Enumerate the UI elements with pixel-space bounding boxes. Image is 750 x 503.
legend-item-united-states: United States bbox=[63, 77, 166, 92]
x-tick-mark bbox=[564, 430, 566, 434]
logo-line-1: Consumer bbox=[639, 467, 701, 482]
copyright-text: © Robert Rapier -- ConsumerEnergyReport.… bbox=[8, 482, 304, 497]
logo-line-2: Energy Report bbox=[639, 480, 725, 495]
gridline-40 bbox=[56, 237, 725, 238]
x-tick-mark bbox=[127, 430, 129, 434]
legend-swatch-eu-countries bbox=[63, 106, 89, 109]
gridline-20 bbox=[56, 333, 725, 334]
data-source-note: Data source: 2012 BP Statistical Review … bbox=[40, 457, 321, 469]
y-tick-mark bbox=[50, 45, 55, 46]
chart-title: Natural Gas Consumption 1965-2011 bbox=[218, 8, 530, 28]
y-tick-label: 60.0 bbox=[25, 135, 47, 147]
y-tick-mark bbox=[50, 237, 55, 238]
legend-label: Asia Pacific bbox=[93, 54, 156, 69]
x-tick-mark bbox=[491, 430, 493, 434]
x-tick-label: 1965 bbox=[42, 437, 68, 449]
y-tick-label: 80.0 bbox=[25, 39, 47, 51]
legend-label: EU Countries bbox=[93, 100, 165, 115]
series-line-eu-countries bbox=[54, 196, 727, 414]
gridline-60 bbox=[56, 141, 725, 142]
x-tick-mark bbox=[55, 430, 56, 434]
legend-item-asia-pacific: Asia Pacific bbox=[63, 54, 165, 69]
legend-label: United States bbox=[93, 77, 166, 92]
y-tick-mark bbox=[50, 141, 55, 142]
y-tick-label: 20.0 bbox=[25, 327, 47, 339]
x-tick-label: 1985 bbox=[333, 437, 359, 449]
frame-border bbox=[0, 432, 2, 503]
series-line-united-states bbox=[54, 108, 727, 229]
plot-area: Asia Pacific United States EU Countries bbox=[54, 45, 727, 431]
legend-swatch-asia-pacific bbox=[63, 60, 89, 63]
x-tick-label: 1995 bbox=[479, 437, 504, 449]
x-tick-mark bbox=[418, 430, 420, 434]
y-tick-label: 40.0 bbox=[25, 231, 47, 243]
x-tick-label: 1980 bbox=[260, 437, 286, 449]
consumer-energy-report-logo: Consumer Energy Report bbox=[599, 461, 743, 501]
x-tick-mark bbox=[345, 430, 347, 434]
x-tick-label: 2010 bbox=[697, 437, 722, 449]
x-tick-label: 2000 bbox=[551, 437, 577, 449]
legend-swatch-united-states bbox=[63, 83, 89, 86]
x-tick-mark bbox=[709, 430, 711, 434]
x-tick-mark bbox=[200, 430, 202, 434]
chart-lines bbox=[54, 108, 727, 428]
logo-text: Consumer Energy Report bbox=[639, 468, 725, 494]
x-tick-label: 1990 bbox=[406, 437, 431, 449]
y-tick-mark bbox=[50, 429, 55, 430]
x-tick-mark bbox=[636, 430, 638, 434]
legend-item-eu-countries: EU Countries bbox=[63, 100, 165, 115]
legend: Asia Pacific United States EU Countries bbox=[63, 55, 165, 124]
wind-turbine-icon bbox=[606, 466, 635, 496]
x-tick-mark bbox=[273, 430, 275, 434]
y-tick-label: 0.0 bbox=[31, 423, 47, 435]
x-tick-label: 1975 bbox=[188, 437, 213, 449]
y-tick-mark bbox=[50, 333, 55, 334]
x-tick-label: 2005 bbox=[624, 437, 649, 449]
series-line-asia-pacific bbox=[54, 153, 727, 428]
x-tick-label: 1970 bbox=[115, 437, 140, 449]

= = = = = = =

Problem statement:
Which lines in the listing above contain the string "logo"? List each of them in full.

Worked answer:
logo-line-1: Consumer bbox=[639, 467, 701, 482]
logo-line-2: Energy Report bbox=[639, 480, 725, 495]
consumer-energy-report-logo: Consumer Energy Report bbox=[599, 461, 743, 501]
logo-text: Consumer Energy Report bbox=[639, 468, 725, 494]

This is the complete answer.